■ **MATERIAL FOR THE TASK**

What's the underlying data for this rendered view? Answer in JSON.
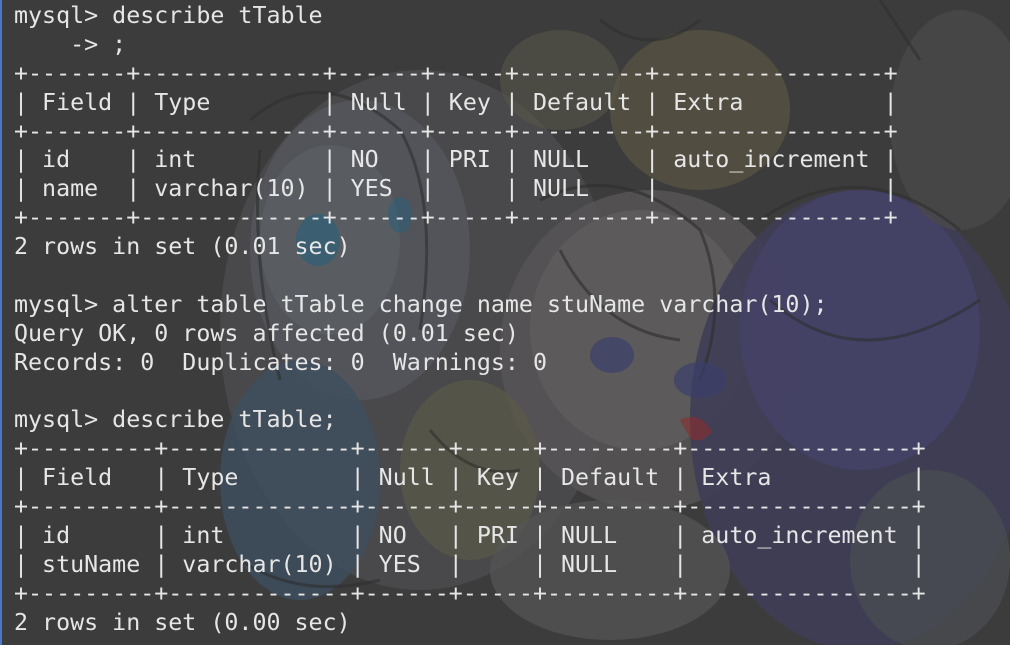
{
  "terminal": {
    "lines": [
      "mysql> describe tTable",
      "    -> ;",
      "+-------+-------------+------+-----+---------+----------------+",
      "| Field | Type        | Null | Key | Default | Extra          |",
      "+-------+-------------+------+-----+---------+----------------+",
      "| id    | int         | NO   | PRI | NULL    | auto_increment |",
      "| name  | varchar(10) | YES  |     | NULL    |                |",
      "+-------+-------------+------+-----+---------+----------------+",
      "2 rows in set (0.01 sec)",
      "",
      "mysql> alter table tTable change name stuName varchar(10);",
      "Query OK, 0 rows affected (0.01 sec)",
      "Records: 0  Duplicates: 0  Warnings: 0",
      "",
      "mysql> describe tTable;",
      "+---------+-------------+------+-----+---------+----------------+",
      "| Field   | Type        | Null | Key | Default | Extra          |",
      "+---------+-------------+------+-----+---------+----------------+",
      "| id      | int         | NO   | PRI | NULL    | auto_increment |",
      "| stuName | varchar(10) | YES  |     | NULL    |                |",
      "+---------+-------------+------+-----+---------+----------------+",
      "2 rows in set (0.00 sec)"
    ]
  },
  "colors": {
    "background": "#3a3a3a",
    "text": "#e6e6e6",
    "accent_border": "#4a78c8"
  }
}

■ **INSTRUCTIONS TO FOLLOW**
Write out the listing above exactly as it stands, pictures excluded.

■ **TASK OUTPUT**
What's the underlying data for this rendered view? Answer in JSON.
{
  "terminal": {
    "lines": [
      "mysql> describe tTable",
      "    -> ;",
      "+-------+-------------+------+-----+---------+----------------+",
      "| Field | Type        | Null | Key | Default | Extra          |",
      "+-------+-------------+------+-----+---------+----------------+",
      "| id    | int         | NO   | PRI | NULL    | auto_increment |",
      "| name  | varchar(10) | YES  |     | NULL    |                |",
      "+-------+-------------+------+-----+---------+----------------+",
      "2 rows in set (0.01 sec)",
      "",
      "mysql> alter table tTable change name stuName varchar(10);",
      "Query OK, 0 rows affected (0.01 sec)",
      "Records: 0  Duplicates: 0  Warnings: 0",
      "",
      "mysql> describe tTable;",
      "+---------+-------------+------+-----+---------+----------------+",
      "| Field   | Type        | Null | Key | Default | Extra          |",
      "+---------+-------------+------+-----+---------+----------------+",
      "| id      | int         | NO   | PRI | NULL    | auto_increment |",
      "| stuName | varchar(10) | YES  |     | NULL    |                |",
      "+---------+-------------+------+-----+---------+----------------+",
      "2 rows in set (0.00 sec)"
    ]
  },
  "colors": {
    "background": "#3a3a3a",
    "text": "#e6e6e6",
    "accent_border": "#4a78c8"
  }
}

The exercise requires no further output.